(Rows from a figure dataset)
■ ■ ■ ■ ■

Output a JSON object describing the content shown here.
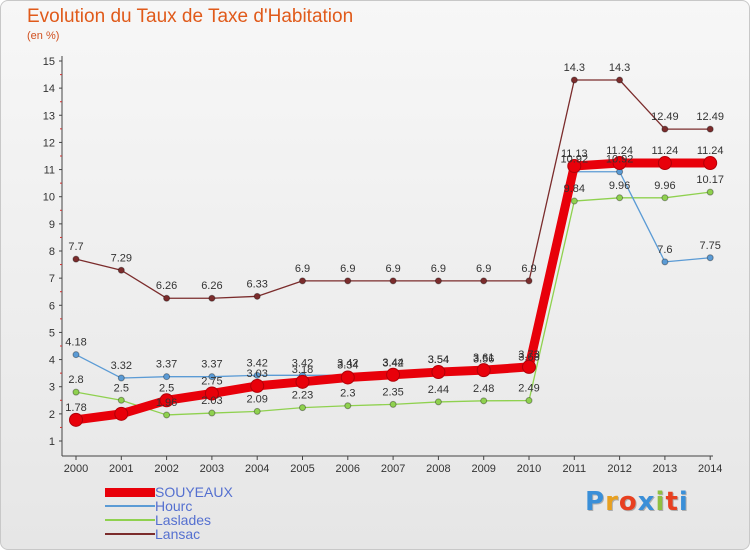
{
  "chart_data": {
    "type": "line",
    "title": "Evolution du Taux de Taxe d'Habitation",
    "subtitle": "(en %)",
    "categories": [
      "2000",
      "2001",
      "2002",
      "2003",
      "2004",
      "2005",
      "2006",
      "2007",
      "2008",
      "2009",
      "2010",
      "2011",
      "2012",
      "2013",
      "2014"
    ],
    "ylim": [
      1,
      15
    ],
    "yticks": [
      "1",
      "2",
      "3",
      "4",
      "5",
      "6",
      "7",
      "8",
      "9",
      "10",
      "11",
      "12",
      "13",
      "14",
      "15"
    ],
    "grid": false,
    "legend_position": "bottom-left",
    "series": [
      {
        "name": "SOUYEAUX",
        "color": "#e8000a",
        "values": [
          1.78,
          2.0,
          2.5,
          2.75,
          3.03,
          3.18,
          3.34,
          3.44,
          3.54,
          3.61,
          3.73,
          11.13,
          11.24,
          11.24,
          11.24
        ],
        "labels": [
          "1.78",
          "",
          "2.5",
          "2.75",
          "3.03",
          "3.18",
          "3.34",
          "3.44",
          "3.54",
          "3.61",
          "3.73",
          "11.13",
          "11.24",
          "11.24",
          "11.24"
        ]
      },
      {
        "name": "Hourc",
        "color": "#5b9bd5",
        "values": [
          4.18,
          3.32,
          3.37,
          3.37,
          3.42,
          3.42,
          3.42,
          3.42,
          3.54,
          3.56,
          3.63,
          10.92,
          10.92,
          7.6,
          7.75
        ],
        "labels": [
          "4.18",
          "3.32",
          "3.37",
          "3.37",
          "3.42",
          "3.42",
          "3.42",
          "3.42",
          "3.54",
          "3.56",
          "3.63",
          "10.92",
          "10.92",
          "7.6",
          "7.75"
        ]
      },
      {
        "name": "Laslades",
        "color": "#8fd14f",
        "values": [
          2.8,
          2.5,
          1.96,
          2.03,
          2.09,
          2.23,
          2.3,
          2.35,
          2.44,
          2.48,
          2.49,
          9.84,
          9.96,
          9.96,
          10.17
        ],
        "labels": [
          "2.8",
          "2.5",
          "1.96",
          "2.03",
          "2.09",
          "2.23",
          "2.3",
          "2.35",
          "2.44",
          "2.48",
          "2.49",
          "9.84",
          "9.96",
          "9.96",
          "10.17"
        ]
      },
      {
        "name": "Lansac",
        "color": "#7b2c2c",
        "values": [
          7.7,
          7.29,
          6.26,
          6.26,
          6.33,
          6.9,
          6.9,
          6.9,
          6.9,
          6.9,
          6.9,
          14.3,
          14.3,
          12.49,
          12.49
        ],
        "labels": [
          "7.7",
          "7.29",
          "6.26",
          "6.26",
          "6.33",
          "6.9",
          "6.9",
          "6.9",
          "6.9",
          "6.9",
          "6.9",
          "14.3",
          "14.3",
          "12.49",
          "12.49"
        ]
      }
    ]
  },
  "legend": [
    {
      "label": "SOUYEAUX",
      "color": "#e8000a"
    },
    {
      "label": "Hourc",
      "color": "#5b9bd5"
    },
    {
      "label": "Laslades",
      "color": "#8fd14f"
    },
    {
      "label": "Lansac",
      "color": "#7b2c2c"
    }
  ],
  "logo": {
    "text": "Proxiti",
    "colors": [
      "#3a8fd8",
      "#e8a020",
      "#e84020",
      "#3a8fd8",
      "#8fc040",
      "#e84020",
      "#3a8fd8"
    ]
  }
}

■ ■ ■ ■ ■

▸ **Problem to solve**:
Without the pictures, restate all of the entries above verbatim.

▸ **Response**:
Output a JSON object describing the content shown here.
{
  "chart_data": {
    "type": "line",
    "title": "Evolution du Taux de Taxe d'Habitation",
    "subtitle": "(en %)",
    "categories": [
      "2000",
      "2001",
      "2002",
      "2003",
      "2004",
      "2005",
      "2006",
      "2007",
      "2008",
      "2009",
      "2010",
      "2011",
      "2012",
      "2013",
      "2014"
    ],
    "ylim": [
      1,
      15
    ],
    "yticks": [
      "1",
      "2",
      "3",
      "4",
      "5",
      "6",
      "7",
      "8",
      "9",
      "10",
      "11",
      "12",
      "13",
      "14",
      "15"
    ],
    "grid": false,
    "legend_position": "bottom-left",
    "series": [
      {
        "name": "SOUYEAUX",
        "color": "#e8000a",
        "values": [
          1.78,
          2.0,
          2.5,
          2.75,
          3.03,
          3.18,
          3.34,
          3.44,
          3.54,
          3.61,
          3.73,
          11.13,
          11.24,
          11.24,
          11.24
        ],
        "labels": [
          "1.78",
          "",
          "2.5",
          "2.75",
          "3.03",
          "3.18",
          "3.34",
          "3.44",
          "3.54",
          "3.61",
          "3.73",
          "11.13",
          "11.24",
          "11.24",
          "11.24"
        ]
      },
      {
        "name": "Hourc",
        "color": "#5b9bd5",
        "values": [
          4.18,
          3.32,
          3.37,
          3.37,
          3.42,
          3.42,
          3.42,
          3.42,
          3.54,
          3.56,
          3.63,
          10.92,
          10.92,
          7.6,
          7.75
        ],
        "labels": [
          "4.18",
          "3.32",
          "3.37",
          "3.37",
          "3.42",
          "3.42",
          "3.42",
          "3.42",
          "3.54",
          "3.56",
          "3.63",
          "10.92",
          "10.92",
          "7.6",
          "7.75"
        ]
      },
      {
        "name": "Laslades",
        "color": "#8fd14f",
        "values": [
          2.8,
          2.5,
          1.96,
          2.03,
          2.09,
          2.23,
          2.3,
          2.35,
          2.44,
          2.48,
          2.49,
          9.84,
          9.96,
          9.96,
          10.17
        ],
        "labels": [
          "2.8",
          "2.5",
          "1.96",
          "2.03",
          "2.09",
          "2.23",
          "2.3",
          "2.35",
          "2.44",
          "2.48",
          "2.49",
          "9.84",
          "9.96",
          "9.96",
          "10.17"
        ]
      },
      {
        "name": "Lansac",
        "color": "#7b2c2c",
        "values": [
          7.7,
          7.29,
          6.26,
          6.26,
          6.33,
          6.9,
          6.9,
          6.9,
          6.9,
          6.9,
          6.9,
          14.3,
          14.3,
          12.49,
          12.49
        ],
        "labels": [
          "7.7",
          "7.29",
          "6.26",
          "6.26",
          "6.33",
          "6.9",
          "6.9",
          "6.9",
          "6.9",
          "6.9",
          "6.9",
          "14.3",
          "14.3",
          "12.49",
          "12.49"
        ]
      }
    ]
  },
  "legend": [
    {
      "label": "SOUYEAUX",
      "color": "#e8000a"
    },
    {
      "label": "Hourc",
      "color": "#5b9bd5"
    },
    {
      "label": "Laslades",
      "color": "#8fd14f"
    },
    {
      "label": "Lansac",
      "color": "#7b2c2c"
    }
  ],
  "logo": {
    "text": "Proxiti",
    "colors": [
      "#3a8fd8",
      "#e8a020",
      "#e84020",
      "#3a8fd8",
      "#8fc040",
      "#e84020",
      "#3a8fd8"
    ]
  }
}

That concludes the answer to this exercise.